▶ **AIM OF THE TASK**:
Below is a block of records. Copy every line in it that contains the word "Fiber".

Records from a collection of figures:
---------------
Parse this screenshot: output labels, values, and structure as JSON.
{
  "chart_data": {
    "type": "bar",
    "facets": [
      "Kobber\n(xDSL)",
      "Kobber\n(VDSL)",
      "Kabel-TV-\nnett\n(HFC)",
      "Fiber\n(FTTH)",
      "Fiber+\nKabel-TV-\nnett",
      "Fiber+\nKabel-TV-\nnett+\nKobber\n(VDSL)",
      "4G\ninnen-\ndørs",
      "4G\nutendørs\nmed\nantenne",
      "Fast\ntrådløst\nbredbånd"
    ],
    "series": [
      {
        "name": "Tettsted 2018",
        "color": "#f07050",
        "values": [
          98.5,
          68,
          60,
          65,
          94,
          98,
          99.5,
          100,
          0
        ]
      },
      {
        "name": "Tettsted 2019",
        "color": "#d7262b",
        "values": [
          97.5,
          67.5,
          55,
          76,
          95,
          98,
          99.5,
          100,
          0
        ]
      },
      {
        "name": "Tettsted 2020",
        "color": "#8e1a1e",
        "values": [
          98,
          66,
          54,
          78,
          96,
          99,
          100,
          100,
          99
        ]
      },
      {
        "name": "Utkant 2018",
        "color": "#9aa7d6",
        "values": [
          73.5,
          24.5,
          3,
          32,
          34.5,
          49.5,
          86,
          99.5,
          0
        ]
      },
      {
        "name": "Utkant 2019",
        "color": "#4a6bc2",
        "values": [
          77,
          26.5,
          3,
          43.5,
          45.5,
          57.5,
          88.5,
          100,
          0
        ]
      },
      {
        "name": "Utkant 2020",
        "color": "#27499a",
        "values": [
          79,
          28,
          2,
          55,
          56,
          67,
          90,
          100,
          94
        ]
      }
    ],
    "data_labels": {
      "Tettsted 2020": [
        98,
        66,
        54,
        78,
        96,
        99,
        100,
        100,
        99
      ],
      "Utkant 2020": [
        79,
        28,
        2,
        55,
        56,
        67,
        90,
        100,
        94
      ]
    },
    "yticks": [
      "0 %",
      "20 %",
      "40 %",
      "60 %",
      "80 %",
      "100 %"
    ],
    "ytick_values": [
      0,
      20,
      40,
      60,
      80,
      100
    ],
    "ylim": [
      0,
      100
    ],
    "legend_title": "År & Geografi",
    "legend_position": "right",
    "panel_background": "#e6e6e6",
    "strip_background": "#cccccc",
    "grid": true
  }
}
---------------
▶ **TASK RESULT**:
      "Fiber\n(FTTH)",
      "Fiber+\nKabel-TV-\nnett",
      "Fiber+\nKabel-TV-\nnett+\nKobber\n(VDSL)",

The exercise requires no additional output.